— BEGIN SUPPLIED ENTRIES —

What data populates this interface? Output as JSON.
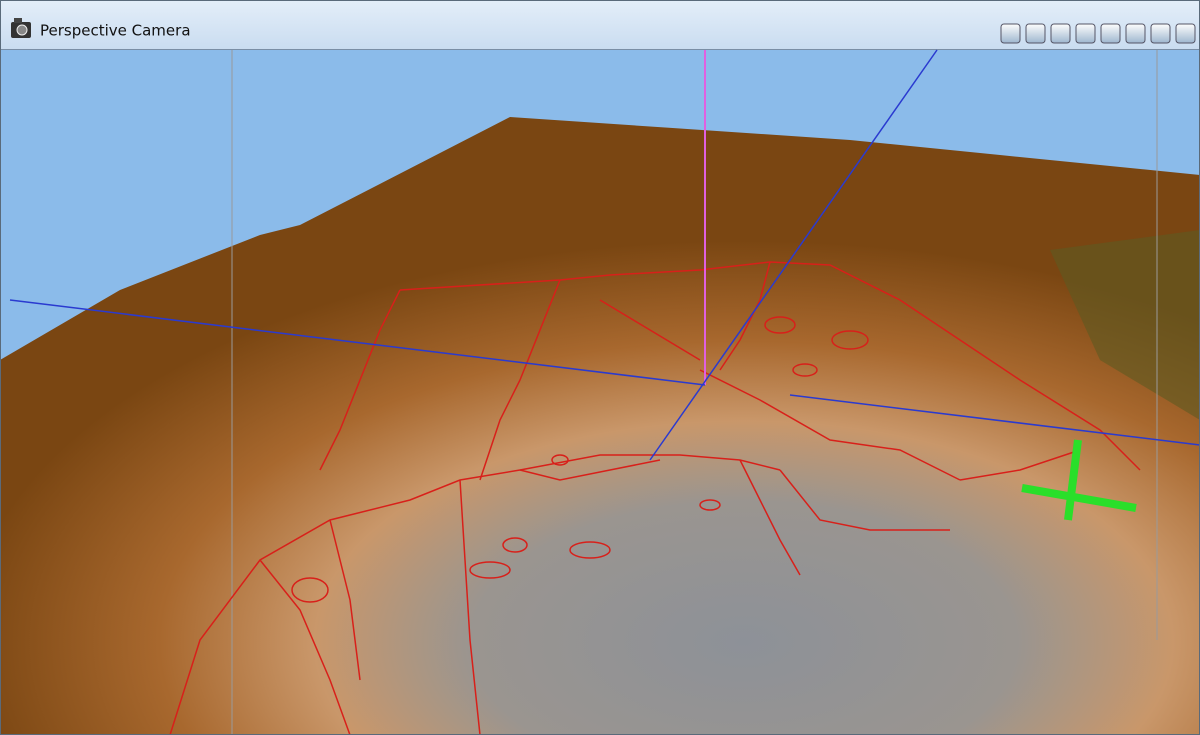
{
  "window": {
    "title": "Perspective Camera"
  }
}
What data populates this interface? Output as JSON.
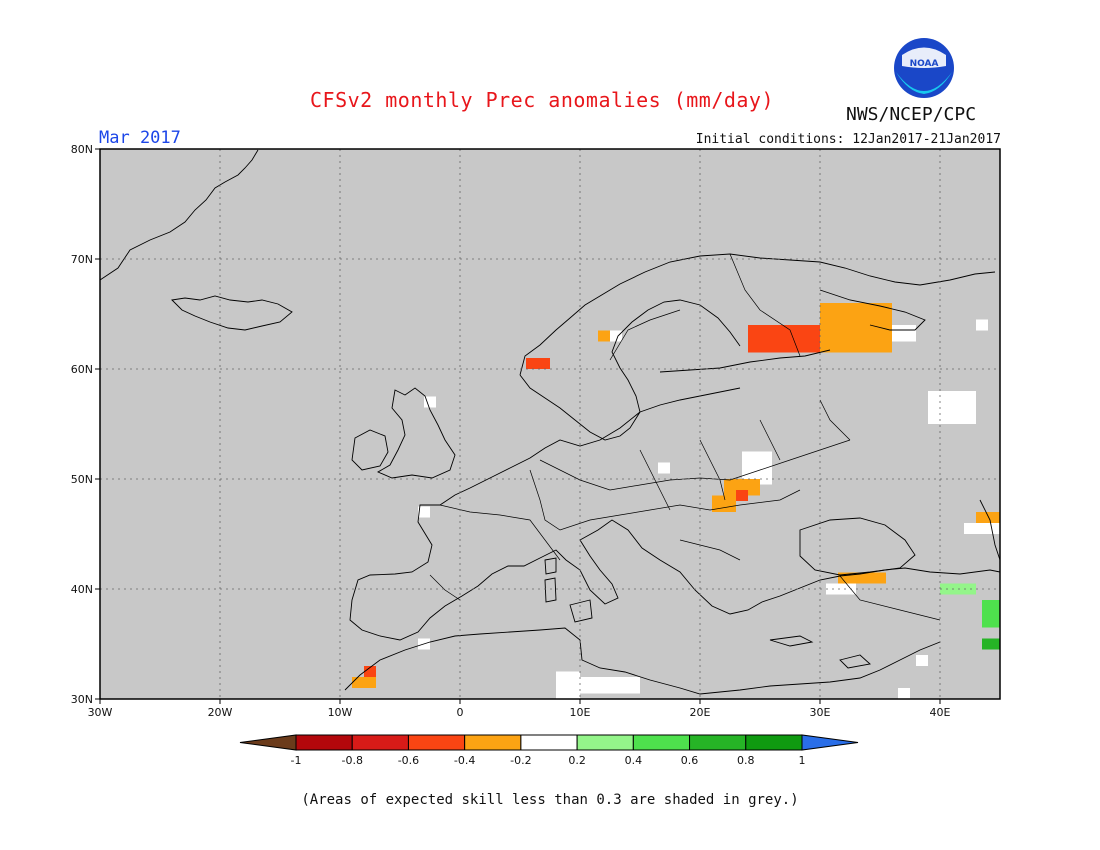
{
  "header": {
    "title": "CFSv2 monthly Prec anomalies (mm/day)",
    "agency": "NWS/NCEP/CPC",
    "logo_text": "NOAA",
    "period": "Mar 2017",
    "initial_conditions": "Initial conditions: 12Jan2017-21Jan2017"
  },
  "map": {
    "lon_range": [
      -30,
      45
    ],
    "lat_range": [
      30,
      80
    ],
    "lon_ticks": [
      {
        "lon": -30,
        "label": "30W"
      },
      {
        "lon": -20,
        "label": "20W"
      },
      {
        "lon": -10,
        "label": "10W"
      },
      {
        "lon": 0,
        "label": "0"
      },
      {
        "lon": 10,
        "label": "10E"
      },
      {
        "lon": 20,
        "label": "20E"
      },
      {
        "lon": 30,
        "label": "30E"
      },
      {
        "lon": 40,
        "label": "40E"
      }
    ],
    "lat_ticks": [
      {
        "lat": 30,
        "label": "30N"
      },
      {
        "lat": 40,
        "label": "40N"
      },
      {
        "lat": 50,
        "label": "50N"
      },
      {
        "lat": 60,
        "label": "60N"
      },
      {
        "lat": 70,
        "label": "70N"
      },
      {
        "lat": 80,
        "label": "80N"
      }
    ],
    "grid_lines": "dotted",
    "background_color": "#c8c8c8",
    "land_color": "#c8c8c8",
    "anomaly_patches": [
      {
        "lon": [
          24,
          30
        ],
        "lat": [
          61.5,
          64
        ],
        "value": -0.5
      },
      {
        "lon": [
          30,
          36
        ],
        "lat": [
          61.5,
          66
        ],
        "value": -0.3
      },
      {
        "lon": [
          5.5,
          7.5
        ],
        "lat": [
          60,
          61
        ],
        "value": -0.5
      },
      {
        "lon": [
          11.5,
          12.5
        ],
        "lat": [
          62.5,
          63.5
        ],
        "value": -0.3
      },
      {
        "lon": [
          22,
          25
        ],
        "lat": [
          48.5,
          50
        ],
        "value": -0.3
      },
      {
        "lon": [
          21,
          23
        ],
        "lat": [
          47,
          48.5
        ],
        "value": -0.3
      },
      {
        "lon": [
          23,
          24
        ],
        "lat": [
          48,
          49
        ],
        "value": -0.5
      },
      {
        "lon": [
          31.5,
          35.5
        ],
        "lat": [
          40.5,
          41.5
        ],
        "value": -0.3
      },
      {
        "lon": [
          -9,
          -7
        ],
        "lat": [
          31,
          32
        ],
        "value": -0.3
      },
      {
        "lon": [
          -8,
          -7
        ],
        "lat": [
          32,
          33
        ],
        "value": -0.5
      },
      {
        "lon": [
          43,
          45
        ],
        "lat": [
          46,
          47
        ],
        "value": -0.3
      },
      {
        "lon": [
          40,
          43
        ],
        "lat": [
          39.5,
          40.5
        ],
        "value": 0.3
      },
      {
        "lon": [
          43.5,
          45
        ],
        "lat": [
          36.5,
          39
        ],
        "value": 0.5
      },
      {
        "lon": [
          43.5,
          45
        ],
        "lat": [
          34.5,
          35.5
        ],
        "value": 0.7
      }
    ],
    "white_patches": [
      {
        "lon": [
          39,
          43
        ],
        "lat": [
          55,
          58
        ]
      },
      {
        "lon": [
          23.5,
          26
        ],
        "lat": [
          49.5,
          52.5
        ]
      },
      {
        "lon": [
          8,
          10
        ],
        "lat": [
          29.5,
          32.5
        ]
      },
      {
        "lon": [
          10,
          15
        ],
        "lat": [
          30.5,
          32
        ]
      },
      {
        "lon": [
          35.5,
          38
        ],
        "lat": [
          62.5,
          64
        ]
      },
      {
        "lon": [
          43,
          44
        ],
        "lat": [
          63.5,
          64.5
        ]
      },
      {
        "lon": [
          42,
          45
        ],
        "lat": [
          45,
          46
        ]
      },
      {
        "lon": [
          30.5,
          33
        ],
        "lat": [
          39.5,
          40.5
        ]
      },
      {
        "lon": [
          -3,
          -2
        ],
        "lat": [
          56.5,
          57.5
        ]
      },
      {
        "lon": [
          16.5,
          17.5
        ],
        "lat": [
          50.5,
          51.5
        ]
      },
      {
        "lon": [
          -3.5,
          -2.5
        ],
        "lat": [
          46.5,
          47.5
        ]
      },
      {
        "lon": [
          -3.5,
          -2.5
        ],
        "lat": [
          34.5,
          35.5
        ]
      },
      {
        "lon": [
          36.5,
          37.5
        ],
        "lat": [
          30,
          31
        ]
      },
      {
        "lon": [
          38,
          39
        ],
        "lat": [
          33,
          34
        ]
      },
      {
        "lon": [
          12.5,
          13.5
        ],
        "lat": [
          62.5,
          63.5
        ]
      }
    ]
  },
  "colorbar": {
    "levels": [
      "-1",
      "-0.8",
      "-0.6",
      "-0.4",
      "-0.2",
      "0.2",
      "0.4",
      "0.6",
      "0.8",
      "1"
    ],
    "colors": [
      "#6b3b1b",
      "#b3070b",
      "#d81b18",
      "#fa4513",
      "#fca313",
      "#ffffff",
      "#94f58a",
      "#4ee14d",
      "#26b426",
      "#0f9a10",
      "#2a6ee8"
    ]
  },
  "footnote": "(Areas of expected skill less than 0.3 are shaded in grey.)"
}
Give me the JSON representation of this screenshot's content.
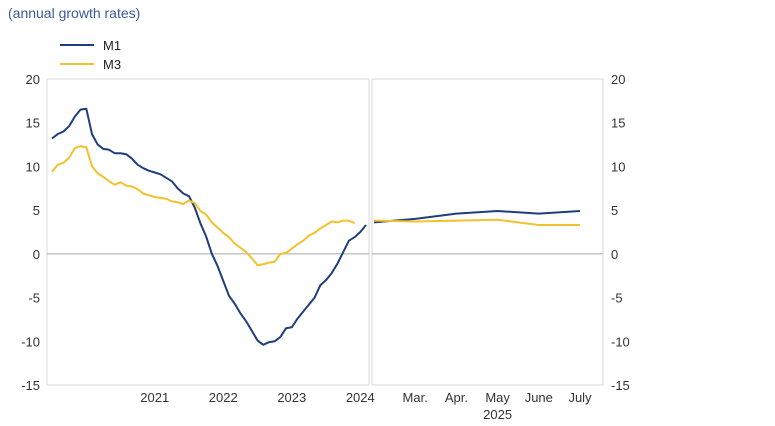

— END SUPPLIED ENTRIES —

- GIVEN EXERCISE
All of the lines above should be retyped precisely, apart from the pictures.

- IN RESPONSE
What data populates this interface? Output as JSON.
{
  "window": {
    "title": "Perspective Camera"
  }
}
What data populates this interface? Output as JSON.
{
  "header": {
    "title": "CFSv2 monthly Prec anomalies (mm/day)",
    "agency": "NWS/NCEP/CPC",
    "logo_text": "NOAA",
    "period": "Mar 2017",
    "initial_conditions": "Initial conditions: 12Jan2017-21Jan2017"
  },
  "map": {
    "lon_range": [
      -30,
      45
    ],
    "lat_range": [
      30,
      80
    ],
    "lon_ticks": [
      {
        "lon": -30,
        "label": "30W"
      },
      {
        "lon": -20,
        "label": "20W"
      },
      {
        "lon": -10,
        "label": "10W"
      },
      {
        "lon": 0,
        "label": "0"
      },
      {
        "lon": 10,
        "label": "10E"
      },
      {
        "lon": 20,
        "label": "20E"
      },
      {
        "lon": 30,
        "label": "30E"
      },
      {
        "lon": 40,
        "label": "40E"
      }
    ],
    "lat_ticks": [
      {
        "lat": 30,
        "label": "30N"
      },
      {
        "lat": 40,
        "label": "40N"
      },
      {
        "lat": 50,
        "label": "50N"
      },
      {
        "lat": 60,
        "label": "60N"
      },
      {
        "lat": 70,
        "label": "70N"
      },
      {
        "lat": 80,
        "label": "80N"
      }
    ],
    "grid_lines": "dotted",
    "background_color": "#c8c8c8",
    "land_color": "#c8c8c8",
    "anomaly_patches": [
      {
        "lon": [
          24,
          30
        ],
        "lat": [
          61.5,
          64
        ],
        "value": -0.5
      },
      {
        "lon": [
          30,
          36
        ],
        "lat": [
          61.5,
          66
        ],
        "value": -0.3
      },
      {
        "lon": [
          5.5,
          7.5
        ],
        "lat": [
          60,
          61
        ],
        "value": -0.5
      },
      {
        "lon": [
          11.5,
          12.5
        ],
        "lat": [
          62.5,
          63.5
        ],
        "value": -0.3
      },
      {
        "lon": [
          22,
          25
        ],
        "lat": [
          48.5,
          50
        ],
        "value": -0.3
      },
      {
        "lon": [
          21,
          23
        ],
        "lat": [
          47,
          48.5
        ],
        "value": -0.3
      },
      {
        "lon": [
          23,
          24
        ],
        "lat": [
          48,
          49
        ],
        "value": -0.5
      },
      {
        "lon": [
          31.5,
          35.5
        ],
        "lat": [
          40.5,
          41.5
        ],
        "value": -0.3
      },
      {
        "lon": [
          -9,
          -7
        ],
        "lat": [
          31,
          32
        ],
        "value": -0.3
      },
      {
        "lon": [
          -8,
          -7
        ],
        "lat": [
          32,
          33
        ],
        "value": -0.5
      },
      {
        "lon": [
          43,
          45
        ],
        "lat": [
          46,
          47
        ],
        "value": -0.3
      },
      {
        "lon": [
          40,
          43
        ],
        "lat": [
          39.5,
          40.5
        ],
        "value": 0.3
      },
      {
        "lon": [
          43.5,
          45
        ],
        "lat": [
          36.5,
          39
        ],
        "value": 0.5
      },
      {
        "lon": [
          43.5,
          45
        ],
        "lat": [
          34.5,
          35.5
        ],
        "value": 0.7
      }
    ],
    "white_patches": [
      {
        "lon": [
          39,
          43
        ],
        "lat": [
          55,
          58
        ]
      },
      {
        "lon": [
          23.5,
          26
        ],
        "lat": [
          49.5,
          52.5
        ]
      },
      {
        "lon": [
          8,
          10
        ],
        "lat": [
          29.5,
          32.5
        ]
      },
      {
        "lon": [
          10,
          15
        ],
        "lat": [
          30.5,
          32
        ]
      },
      {
        "lon": [
          35.5,
          38
        ],
        "lat": [
          62.5,
          64
        ]
      },
      {
        "lon": [
          43,
          44
        ],
        "lat": [
          63.5,
          64.5
        ]
      },
      {
        "lon": [
          42,
          45
        ],
        "lat": [
          45,
          46
        ]
      },
      {
        "lon": [
          30.5,
          33
        ],
        "lat": [
          39.5,
          40.5
        ]
      },
      {
        "lon": [
          -3,
          -2
        ],
        "lat": [
          56.5,
          57.5
        ]
      },
      {
        "lon": [
          16.5,
          17.5
        ],
        "lat": [
          50.5,
          51.5
        ]
      },
      {
        "lon": [
          -3.5,
          -2.5
        ],
        "lat": [
          46.5,
          47.5
        ]
      },
      {
        "lon": [
          -3.5,
          -2.5
        ],
        "lat": [
          34.5,
          35.5
        ]
      },
      {
        "lon": [
          36.5,
          37.5
        ],
        "lat": [
          30,
          31
        ]
      },
      {
        "lon": [
          38,
          39
        ],
        "lat": [
          33,
          34
        ]
      },
      {
        "lon": [
          12.5,
          13.5
        ],
        "lat": [
          62.5,
          63.5
        ]
      }
    ]
  },
  "colorbar": {
    "levels": [
      "-1",
      "-0.8",
      "-0.6",
      "-0.4",
      "-0.2",
      "0.2",
      "0.4",
      "0.6",
      "0.8",
      "1"
    ],
    "colors": [
      "#6b3b1b",
      "#b3070b",
      "#d81b18",
      "#fa4513",
      "#fca313",
      "#ffffff",
      "#94f58a",
      "#4ee14d",
      "#26b426",
      "#0f9a10",
      "#2a6ee8"
    ]
  },
  "footnote": "(Areas of expected skill less than 0.3 are shaded in grey.)"
}
Give me the JSON representation of this screenshot's content.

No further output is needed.